» Stated task
Write out the listing in full, matching it word for word.

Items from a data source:
____
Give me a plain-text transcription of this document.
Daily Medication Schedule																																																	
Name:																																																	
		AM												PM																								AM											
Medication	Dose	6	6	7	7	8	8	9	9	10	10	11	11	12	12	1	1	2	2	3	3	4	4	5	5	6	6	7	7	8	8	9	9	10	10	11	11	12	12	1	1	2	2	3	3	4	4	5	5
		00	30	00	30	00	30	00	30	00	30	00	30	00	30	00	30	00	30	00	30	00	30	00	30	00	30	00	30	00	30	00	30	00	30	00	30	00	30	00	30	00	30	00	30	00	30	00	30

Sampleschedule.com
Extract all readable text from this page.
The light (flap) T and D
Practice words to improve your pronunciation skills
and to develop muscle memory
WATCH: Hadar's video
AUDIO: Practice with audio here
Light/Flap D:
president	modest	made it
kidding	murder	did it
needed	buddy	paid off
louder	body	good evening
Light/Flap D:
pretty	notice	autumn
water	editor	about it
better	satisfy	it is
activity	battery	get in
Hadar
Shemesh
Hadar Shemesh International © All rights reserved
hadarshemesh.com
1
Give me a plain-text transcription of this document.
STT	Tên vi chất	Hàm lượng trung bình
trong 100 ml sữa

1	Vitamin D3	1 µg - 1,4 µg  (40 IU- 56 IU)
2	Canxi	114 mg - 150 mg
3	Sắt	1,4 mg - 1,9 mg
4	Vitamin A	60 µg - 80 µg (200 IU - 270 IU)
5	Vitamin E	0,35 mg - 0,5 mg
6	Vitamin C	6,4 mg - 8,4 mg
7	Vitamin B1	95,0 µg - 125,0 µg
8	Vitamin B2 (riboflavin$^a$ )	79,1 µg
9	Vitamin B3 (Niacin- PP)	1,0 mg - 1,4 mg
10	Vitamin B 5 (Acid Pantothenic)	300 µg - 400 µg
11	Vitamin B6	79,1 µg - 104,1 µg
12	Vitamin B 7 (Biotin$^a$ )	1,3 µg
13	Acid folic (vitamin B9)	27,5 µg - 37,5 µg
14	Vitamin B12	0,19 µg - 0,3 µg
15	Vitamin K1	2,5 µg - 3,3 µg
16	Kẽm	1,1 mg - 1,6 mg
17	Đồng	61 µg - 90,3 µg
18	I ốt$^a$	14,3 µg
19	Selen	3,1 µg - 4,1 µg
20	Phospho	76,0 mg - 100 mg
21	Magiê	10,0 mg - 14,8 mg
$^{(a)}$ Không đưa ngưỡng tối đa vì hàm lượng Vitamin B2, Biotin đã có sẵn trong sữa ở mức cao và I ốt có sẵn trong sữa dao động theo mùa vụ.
____
» Written response
Give me a plain-text transcription of this document.
Daily Medication Schedule																																																	
Name:																																																	
		AM												PM																								AM											
Medication	Dose	6	6	7	7	8	8	9	9	10	10	11	11	12	12	1	1	2	2	3	3	4	4	5	5	6	6	7	7	8	8	9	9	10	10	11	11	12	12	1	1	2	2	3	3	4	4	5	5
		00	30	00	30	00	30	00	30	00	30	00	30	00	30	00	30	00	30	00	30	00	30	00	30	00	30	00	30	00	30	00	30	00	30	00	30	00	30	00	30	00	30	00	30	00	30	00	30

Sampleschedule.com
Extract all readable text from this page.
The light (flap) T and D
Practice words to improve your pronunciation skills
and to develop muscle memory
WATCH: Hadar's video
AUDIO: Practice with audio here
Light/Flap D:
president	modest	made it
kidding	murder	did it
needed	buddy	paid off
louder	body	good evening
Light/Flap D:
pretty	notice	autumn
water	editor	about it
better	satisfy	it is
activity	battery	get in
Hadar
Shemesh
Hadar Shemesh International © All rights reserved
hadarshemesh.com
1
Give me a plain-text transcription of this document.
STT	Tên vi chất	Hàm lượng trung bình
trong 100 ml sữa

1	Vitamin D3	1 µg - 1,4 µg  (40 IU- 56 IU)
2	Canxi	114 mg - 150 mg
3	Sắt	1,4 mg - 1,9 mg
4	Vitamin A	60 µg - 80 µg (200 IU - 270 IU)
5	Vitamin E	0,35 mg - 0,5 mg
6	Vitamin C	6,4 mg - 8,4 mg
7	Vitamin B1	95,0 µg - 125,0 µg
8	Vitamin B2 (riboflavin$^a$ )	79,1 µg
9	Vitamin B3 (Niacin- PP)	1,0 mg - 1,4 mg
10	Vitamin B 5 (Acid Pantothenic)	300 µg - 400 µg
11	Vitamin B6	79,1 µg - 104,1 µg
12	Vitamin B 7 (Biotin$^a$ )	1,3 µg
13	Acid folic (vitamin B9)	27,5 µg - 37,5 µg
14	Vitamin B12	0,19 µg - 0,3 µg
15	Vitamin K1	2,5 µg - 3,3 µg
16	Kẽm	1,1 mg - 1,6 mg
17	Đồng	61 µg - 90,3 µg
18	I ốt$^a$	14,3 µg
19	Selen	3,1 µg - 4,1 µg
20	Phospho	76,0 mg - 100 mg
21	Magiê	10,0 mg - 14,8 mg
$^{(a)}$ Không đưa ngưỡng tối đa vì hàm lượng Vitamin B2, Biotin đã có sẵn trong sữa ở mức cao và I ốt có sẵn trong sữa dao động theo mùa vụ.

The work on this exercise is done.